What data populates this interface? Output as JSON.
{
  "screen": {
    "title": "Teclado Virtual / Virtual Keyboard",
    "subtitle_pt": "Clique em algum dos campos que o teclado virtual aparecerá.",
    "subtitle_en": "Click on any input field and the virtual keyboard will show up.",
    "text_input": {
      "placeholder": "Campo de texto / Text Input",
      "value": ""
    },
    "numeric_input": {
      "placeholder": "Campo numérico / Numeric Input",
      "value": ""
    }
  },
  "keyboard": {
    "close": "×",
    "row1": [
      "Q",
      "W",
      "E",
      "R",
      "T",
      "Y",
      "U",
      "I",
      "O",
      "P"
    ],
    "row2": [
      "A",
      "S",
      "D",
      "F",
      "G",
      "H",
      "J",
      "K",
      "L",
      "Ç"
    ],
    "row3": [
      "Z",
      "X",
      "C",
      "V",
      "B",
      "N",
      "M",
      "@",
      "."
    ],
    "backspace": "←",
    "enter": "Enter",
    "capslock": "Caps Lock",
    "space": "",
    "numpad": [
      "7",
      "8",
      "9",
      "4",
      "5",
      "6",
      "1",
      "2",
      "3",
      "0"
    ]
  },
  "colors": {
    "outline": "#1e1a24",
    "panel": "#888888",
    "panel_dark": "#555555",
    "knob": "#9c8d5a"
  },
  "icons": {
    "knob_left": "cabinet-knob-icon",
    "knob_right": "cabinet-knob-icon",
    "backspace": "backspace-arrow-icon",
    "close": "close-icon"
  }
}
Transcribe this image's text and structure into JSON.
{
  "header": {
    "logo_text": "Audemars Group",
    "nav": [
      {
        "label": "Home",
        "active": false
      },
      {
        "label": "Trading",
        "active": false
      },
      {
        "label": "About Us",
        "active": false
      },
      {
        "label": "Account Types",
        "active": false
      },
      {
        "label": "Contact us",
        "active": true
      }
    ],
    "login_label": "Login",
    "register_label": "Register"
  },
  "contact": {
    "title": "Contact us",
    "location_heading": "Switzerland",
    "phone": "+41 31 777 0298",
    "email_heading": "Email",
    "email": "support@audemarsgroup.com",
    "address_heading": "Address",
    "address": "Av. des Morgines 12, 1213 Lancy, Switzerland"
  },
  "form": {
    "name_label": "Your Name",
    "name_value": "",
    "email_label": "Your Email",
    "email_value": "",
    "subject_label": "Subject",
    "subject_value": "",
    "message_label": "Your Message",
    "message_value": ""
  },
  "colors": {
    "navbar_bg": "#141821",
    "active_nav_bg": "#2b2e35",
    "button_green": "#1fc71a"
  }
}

****

Task requirements -> Find the string "JSON" in the entries above and return each line that holds it.

Finished exercise ->
What data populates this interface? Output as JSON.
Transcribe this image's text and structure into JSON.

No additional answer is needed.